Omit the pictures and return every entry exactly as written.

[Part of a data file]
START

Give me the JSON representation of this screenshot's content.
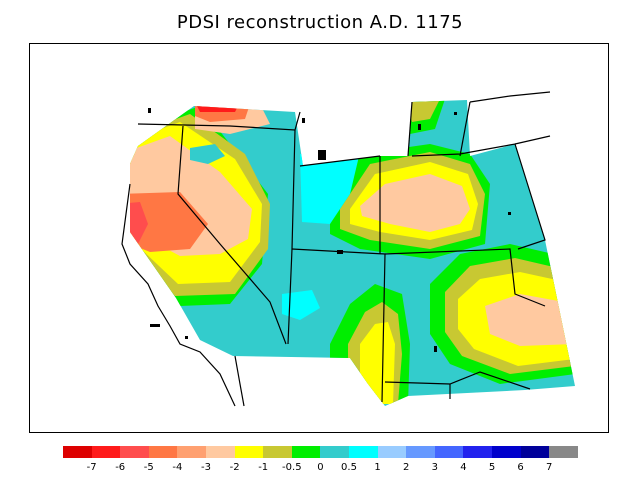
{
  "title": "PDSI reconstruction A.D. 1175",
  "colorbar": {
    "colors": [
      "#dd0000",
      "#ff1a1a",
      "#ff4d4d",
      "#ff7744",
      "#ffa070",
      "#ffc9a0",
      "#ffff00",
      "#c8c832",
      "#00ee00",
      "#33cccc",
      "#00ffff",
      "#99ccff",
      "#6699ff",
      "#4466ff",
      "#2222ee",
      "#0000cc",
      "#00009a",
      "#888888"
    ],
    "labels": [
      "-7",
      "-6",
      "-5",
      "-4",
      "-3",
      "-2",
      "-1",
      "-0.5",
      "0",
      "0.5",
      "1",
      "2",
      "3",
      "4",
      "5",
      "6",
      "7"
    ]
  }
}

END

» REPLY:
Give me the JSON representation of this screenshot's content.
{
  "title": "PDSI reconstruction A.D. 1175",
  "colorbar": {
    "colors": [
      "#dd0000",
      "#ff1a1a",
      "#ff4d4d",
      "#ff7744",
      "#ffa070",
      "#ffc9a0",
      "#ffff00",
      "#c8c832",
      "#00ee00",
      "#33cccc",
      "#00ffff",
      "#99ccff",
      "#6699ff",
      "#4466ff",
      "#2222ee",
      "#0000cc",
      "#00009a",
      "#888888"
    ],
    "labels": [
      "-7",
      "-6",
      "-5",
      "-4",
      "-3",
      "-2",
      "-1",
      "-0.5",
      "0",
      "0.5",
      "1",
      "2",
      "3",
      "4",
      "5",
      "6",
      "7"
    ]
  }
}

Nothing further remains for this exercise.